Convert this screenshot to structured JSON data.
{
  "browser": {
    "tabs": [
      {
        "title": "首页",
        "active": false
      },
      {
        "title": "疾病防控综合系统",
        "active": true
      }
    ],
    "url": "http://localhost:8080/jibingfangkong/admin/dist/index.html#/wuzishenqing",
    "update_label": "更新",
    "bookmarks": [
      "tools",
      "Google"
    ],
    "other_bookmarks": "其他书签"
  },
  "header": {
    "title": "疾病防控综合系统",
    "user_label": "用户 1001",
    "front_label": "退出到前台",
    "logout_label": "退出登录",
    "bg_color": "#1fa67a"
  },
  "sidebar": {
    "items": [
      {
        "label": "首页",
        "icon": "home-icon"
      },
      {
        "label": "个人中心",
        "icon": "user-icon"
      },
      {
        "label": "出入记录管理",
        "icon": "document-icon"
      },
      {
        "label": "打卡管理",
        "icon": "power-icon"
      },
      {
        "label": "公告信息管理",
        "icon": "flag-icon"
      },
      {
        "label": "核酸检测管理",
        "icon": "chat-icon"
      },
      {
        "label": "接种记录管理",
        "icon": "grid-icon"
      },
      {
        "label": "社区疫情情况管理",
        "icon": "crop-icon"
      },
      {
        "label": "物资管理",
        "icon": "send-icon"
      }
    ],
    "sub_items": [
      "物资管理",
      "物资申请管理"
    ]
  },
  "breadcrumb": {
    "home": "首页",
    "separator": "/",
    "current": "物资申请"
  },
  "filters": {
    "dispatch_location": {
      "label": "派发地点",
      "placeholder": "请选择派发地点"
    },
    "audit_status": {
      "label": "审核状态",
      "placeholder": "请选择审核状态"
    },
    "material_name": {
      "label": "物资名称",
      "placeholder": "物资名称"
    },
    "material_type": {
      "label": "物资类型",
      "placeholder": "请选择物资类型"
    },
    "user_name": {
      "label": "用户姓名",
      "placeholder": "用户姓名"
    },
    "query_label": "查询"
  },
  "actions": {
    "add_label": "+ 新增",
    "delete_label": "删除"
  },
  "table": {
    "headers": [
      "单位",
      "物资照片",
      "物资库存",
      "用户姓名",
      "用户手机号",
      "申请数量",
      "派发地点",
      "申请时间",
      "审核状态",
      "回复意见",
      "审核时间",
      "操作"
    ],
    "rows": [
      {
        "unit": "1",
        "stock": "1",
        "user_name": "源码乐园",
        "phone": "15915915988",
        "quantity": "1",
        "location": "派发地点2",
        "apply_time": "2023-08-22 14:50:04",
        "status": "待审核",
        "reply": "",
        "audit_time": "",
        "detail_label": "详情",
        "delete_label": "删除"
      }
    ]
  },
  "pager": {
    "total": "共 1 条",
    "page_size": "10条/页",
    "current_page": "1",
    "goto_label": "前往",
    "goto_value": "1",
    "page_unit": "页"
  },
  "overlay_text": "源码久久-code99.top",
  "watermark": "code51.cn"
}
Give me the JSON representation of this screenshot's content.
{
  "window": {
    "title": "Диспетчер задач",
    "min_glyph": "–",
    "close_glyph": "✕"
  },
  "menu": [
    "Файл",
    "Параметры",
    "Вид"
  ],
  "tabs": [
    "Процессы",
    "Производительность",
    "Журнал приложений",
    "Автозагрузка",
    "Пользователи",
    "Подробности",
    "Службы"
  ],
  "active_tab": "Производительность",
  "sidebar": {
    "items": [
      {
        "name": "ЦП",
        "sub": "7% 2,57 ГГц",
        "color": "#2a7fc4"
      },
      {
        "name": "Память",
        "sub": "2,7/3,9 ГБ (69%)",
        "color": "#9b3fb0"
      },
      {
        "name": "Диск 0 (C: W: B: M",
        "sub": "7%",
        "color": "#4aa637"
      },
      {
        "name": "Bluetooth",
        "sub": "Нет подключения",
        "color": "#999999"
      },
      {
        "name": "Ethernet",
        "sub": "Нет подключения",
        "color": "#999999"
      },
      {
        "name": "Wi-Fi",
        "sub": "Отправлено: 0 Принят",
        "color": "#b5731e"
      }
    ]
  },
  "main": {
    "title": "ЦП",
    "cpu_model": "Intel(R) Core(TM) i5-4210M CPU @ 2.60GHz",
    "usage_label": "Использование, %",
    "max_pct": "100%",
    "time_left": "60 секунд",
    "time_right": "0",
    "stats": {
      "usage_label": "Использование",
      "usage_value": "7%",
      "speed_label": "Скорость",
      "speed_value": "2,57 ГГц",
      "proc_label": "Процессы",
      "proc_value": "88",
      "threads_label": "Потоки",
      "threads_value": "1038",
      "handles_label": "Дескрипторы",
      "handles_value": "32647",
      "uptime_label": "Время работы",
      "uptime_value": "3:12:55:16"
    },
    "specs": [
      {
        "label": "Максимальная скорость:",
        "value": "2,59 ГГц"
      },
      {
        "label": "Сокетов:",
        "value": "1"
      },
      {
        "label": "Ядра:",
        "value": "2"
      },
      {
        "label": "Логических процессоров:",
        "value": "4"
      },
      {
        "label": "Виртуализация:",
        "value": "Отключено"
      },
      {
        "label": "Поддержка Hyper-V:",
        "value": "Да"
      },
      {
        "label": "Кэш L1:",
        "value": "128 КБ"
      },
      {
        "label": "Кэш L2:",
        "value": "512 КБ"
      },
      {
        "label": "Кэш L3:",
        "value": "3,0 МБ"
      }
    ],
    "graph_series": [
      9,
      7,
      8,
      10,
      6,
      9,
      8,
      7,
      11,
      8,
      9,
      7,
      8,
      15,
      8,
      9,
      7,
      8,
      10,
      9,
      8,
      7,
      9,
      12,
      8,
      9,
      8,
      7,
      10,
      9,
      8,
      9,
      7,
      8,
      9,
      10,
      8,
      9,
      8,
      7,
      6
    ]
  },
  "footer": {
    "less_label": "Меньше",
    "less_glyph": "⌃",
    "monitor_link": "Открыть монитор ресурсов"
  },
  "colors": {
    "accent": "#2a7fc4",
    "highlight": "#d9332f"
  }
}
⁂
- Challenge: Identify and copy the lines holding the word "screenshot".

- Result for this exercise:
Convert this screenshot to structured JSON data.
Give me the JSON representation of this screenshot's content.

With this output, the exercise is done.